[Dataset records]
= = = = =

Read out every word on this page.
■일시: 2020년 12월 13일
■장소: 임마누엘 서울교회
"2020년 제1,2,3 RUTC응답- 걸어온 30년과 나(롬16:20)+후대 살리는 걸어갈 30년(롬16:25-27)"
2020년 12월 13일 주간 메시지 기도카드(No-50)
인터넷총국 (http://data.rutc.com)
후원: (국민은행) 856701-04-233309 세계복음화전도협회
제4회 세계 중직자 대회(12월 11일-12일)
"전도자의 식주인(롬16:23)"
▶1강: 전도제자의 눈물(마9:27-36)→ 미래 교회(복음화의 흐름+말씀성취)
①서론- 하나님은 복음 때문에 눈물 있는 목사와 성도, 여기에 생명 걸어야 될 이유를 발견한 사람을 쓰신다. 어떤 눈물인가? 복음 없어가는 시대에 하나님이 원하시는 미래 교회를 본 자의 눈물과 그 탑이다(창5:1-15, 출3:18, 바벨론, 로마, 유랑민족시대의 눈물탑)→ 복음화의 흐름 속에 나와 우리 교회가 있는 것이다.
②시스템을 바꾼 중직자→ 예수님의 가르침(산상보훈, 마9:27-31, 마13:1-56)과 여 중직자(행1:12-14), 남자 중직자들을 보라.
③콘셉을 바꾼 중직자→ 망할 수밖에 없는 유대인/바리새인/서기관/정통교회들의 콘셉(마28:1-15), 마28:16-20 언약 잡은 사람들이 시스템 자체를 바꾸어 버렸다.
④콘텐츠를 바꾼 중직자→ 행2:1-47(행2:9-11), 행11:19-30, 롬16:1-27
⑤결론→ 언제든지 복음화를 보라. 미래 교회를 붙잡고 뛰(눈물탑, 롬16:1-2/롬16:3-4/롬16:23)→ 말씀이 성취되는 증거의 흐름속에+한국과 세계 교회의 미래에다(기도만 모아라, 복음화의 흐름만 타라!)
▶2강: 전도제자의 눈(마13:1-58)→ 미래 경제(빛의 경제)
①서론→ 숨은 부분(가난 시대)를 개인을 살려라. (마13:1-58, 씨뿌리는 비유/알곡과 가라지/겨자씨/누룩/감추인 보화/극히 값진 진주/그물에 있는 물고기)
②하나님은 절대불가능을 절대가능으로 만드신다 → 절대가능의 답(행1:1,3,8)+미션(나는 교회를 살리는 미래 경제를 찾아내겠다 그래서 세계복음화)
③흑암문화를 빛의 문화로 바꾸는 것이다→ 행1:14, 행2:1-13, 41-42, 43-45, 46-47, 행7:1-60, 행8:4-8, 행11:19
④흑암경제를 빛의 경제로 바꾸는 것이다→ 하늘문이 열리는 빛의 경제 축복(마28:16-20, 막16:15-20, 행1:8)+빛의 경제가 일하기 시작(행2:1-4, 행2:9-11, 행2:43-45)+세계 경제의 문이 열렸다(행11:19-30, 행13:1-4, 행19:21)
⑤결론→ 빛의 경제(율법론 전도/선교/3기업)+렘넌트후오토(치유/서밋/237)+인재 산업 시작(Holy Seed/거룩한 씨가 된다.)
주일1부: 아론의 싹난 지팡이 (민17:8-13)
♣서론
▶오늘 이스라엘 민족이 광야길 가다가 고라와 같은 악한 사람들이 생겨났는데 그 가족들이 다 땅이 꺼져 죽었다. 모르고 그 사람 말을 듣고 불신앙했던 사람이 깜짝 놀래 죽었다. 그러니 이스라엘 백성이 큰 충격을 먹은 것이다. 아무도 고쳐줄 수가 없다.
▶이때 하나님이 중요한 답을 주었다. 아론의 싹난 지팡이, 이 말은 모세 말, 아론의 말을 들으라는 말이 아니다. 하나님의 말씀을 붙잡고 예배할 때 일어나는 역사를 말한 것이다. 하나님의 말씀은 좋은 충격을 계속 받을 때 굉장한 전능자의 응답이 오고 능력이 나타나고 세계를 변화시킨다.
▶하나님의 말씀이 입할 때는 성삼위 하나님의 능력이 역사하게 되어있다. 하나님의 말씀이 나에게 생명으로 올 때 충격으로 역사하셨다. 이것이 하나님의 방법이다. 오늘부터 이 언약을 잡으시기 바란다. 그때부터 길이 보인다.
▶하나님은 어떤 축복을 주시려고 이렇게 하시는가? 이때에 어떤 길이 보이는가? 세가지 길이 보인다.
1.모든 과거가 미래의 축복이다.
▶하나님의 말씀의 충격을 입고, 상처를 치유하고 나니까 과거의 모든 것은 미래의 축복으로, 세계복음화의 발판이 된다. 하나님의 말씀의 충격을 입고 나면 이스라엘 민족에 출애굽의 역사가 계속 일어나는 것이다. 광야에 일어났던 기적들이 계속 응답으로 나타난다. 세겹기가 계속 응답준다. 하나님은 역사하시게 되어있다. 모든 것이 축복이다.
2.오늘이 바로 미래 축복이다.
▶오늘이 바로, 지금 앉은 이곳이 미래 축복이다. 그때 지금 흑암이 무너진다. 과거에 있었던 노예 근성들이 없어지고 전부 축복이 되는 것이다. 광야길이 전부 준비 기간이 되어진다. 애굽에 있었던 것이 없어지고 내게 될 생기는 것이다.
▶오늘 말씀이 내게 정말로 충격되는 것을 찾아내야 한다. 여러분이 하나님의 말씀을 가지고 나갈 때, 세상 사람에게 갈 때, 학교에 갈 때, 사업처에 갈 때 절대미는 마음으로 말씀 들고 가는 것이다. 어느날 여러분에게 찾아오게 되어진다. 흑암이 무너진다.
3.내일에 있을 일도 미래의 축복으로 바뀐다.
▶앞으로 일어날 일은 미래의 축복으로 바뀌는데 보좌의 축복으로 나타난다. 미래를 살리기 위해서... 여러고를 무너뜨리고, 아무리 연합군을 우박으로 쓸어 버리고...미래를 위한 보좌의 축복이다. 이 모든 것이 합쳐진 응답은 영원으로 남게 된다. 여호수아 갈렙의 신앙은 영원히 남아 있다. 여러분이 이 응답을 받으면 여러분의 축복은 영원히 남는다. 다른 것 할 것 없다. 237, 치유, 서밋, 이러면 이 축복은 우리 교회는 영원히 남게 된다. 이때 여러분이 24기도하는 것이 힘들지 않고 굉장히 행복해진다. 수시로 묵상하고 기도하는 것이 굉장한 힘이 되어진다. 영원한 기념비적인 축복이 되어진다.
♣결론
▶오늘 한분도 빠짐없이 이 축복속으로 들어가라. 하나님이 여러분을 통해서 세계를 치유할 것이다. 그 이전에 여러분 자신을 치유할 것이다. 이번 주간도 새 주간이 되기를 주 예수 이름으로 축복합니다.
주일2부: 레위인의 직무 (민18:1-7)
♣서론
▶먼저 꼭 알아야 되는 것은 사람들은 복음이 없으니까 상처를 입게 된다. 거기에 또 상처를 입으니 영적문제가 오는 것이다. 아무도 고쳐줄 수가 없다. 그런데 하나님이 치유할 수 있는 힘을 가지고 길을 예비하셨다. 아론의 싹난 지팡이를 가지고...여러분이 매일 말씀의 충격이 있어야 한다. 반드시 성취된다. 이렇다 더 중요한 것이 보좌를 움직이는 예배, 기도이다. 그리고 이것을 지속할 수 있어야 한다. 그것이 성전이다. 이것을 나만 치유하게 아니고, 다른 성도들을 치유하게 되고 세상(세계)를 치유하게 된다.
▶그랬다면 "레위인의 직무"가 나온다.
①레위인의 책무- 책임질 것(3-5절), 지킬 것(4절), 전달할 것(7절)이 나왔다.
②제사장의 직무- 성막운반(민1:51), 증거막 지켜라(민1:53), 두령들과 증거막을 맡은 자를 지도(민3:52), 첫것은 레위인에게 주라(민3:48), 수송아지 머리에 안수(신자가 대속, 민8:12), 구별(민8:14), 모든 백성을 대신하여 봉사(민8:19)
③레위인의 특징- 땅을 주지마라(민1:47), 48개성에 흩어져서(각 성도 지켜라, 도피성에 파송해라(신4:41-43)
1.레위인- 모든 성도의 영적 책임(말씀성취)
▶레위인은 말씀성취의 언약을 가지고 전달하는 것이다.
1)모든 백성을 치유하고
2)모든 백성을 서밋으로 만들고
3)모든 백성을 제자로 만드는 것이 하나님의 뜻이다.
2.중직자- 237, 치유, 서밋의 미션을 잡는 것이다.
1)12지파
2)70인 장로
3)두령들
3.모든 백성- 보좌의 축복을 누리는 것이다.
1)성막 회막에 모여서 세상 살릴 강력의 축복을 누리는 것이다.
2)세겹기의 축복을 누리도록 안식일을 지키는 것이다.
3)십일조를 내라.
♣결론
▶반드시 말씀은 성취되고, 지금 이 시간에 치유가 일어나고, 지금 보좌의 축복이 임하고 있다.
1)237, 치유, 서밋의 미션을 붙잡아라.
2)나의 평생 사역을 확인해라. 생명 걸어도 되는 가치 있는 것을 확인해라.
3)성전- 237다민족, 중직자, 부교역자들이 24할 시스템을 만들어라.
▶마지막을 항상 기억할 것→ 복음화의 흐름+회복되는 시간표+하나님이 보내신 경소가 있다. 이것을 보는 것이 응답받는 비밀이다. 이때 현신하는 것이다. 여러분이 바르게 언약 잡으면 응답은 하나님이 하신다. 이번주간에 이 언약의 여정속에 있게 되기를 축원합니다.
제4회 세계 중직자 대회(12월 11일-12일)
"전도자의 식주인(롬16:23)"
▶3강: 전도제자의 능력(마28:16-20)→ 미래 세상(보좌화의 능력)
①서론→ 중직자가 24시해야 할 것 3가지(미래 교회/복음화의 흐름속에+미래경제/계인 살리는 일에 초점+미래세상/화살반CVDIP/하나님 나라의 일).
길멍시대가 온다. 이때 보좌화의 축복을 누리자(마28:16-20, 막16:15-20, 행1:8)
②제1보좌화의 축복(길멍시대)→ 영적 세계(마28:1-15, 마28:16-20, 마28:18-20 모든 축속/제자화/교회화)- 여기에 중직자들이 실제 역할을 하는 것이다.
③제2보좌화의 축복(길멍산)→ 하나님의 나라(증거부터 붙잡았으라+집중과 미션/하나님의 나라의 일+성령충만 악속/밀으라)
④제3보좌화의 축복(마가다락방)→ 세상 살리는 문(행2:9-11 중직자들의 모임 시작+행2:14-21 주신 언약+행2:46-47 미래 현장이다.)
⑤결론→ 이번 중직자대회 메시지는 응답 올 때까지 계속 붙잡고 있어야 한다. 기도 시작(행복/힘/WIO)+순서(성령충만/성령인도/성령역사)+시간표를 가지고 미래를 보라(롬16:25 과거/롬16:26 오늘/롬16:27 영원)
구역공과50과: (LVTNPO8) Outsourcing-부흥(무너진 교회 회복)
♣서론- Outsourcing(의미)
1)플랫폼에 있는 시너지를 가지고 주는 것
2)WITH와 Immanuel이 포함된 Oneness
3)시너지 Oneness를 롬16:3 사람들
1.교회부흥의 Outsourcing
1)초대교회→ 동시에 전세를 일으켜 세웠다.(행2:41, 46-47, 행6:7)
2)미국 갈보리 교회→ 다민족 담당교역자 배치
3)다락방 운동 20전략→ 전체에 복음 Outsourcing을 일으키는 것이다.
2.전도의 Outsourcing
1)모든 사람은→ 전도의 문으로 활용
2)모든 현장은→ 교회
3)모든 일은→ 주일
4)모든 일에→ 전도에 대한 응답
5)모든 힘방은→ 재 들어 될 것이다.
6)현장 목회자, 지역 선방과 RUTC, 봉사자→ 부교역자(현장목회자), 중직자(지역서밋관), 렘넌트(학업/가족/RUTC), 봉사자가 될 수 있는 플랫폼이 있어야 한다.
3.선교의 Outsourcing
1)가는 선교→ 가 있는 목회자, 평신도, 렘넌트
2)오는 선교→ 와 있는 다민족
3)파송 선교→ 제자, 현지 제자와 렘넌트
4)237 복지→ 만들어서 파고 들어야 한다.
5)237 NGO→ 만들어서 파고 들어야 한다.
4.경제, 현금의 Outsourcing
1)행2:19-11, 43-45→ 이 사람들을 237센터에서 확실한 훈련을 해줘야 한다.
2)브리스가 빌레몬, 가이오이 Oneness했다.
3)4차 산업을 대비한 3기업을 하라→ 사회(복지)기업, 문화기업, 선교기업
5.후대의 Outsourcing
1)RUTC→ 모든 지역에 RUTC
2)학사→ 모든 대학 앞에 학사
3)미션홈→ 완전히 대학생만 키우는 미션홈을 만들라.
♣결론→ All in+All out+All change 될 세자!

= = = = =

Copy every line of the material in which the word "일어나는" occurs.

RESPONSE.
▶이때 하나님이 중요한 답을 주었다. 아론의 싹난 지팡이, 이 말은 모세 말, 아론의 말을 들으라는 말이 아니다. 하나님의 말씀을 붙잡고 예배할 때 일어나는 역사를 말한 것이다. 하나님의 말씀은 좋은 충격을 계속 받을 때 굉장한 전능자의 응답이 오고 능력이 나타나고 세계를 변화시킨다.
▶하나님의 말씀의 충격을 입고, 상처를 치유하고 나니까 과거의 모든 것은 미래의 축복으로, 세계복음화의 발판이 된다. 하나님의 말씀의 충격을 입고 나면 이스라엘 민족에 출애굽의 역사가 계속 일어나는 것이다. 광야에 일어났던 기적들이 계속 응답으로 나타난다. 세겹기가 계속 응답준다. 하나님은 역사하시게 되어있다. 모든 것이 축복이다.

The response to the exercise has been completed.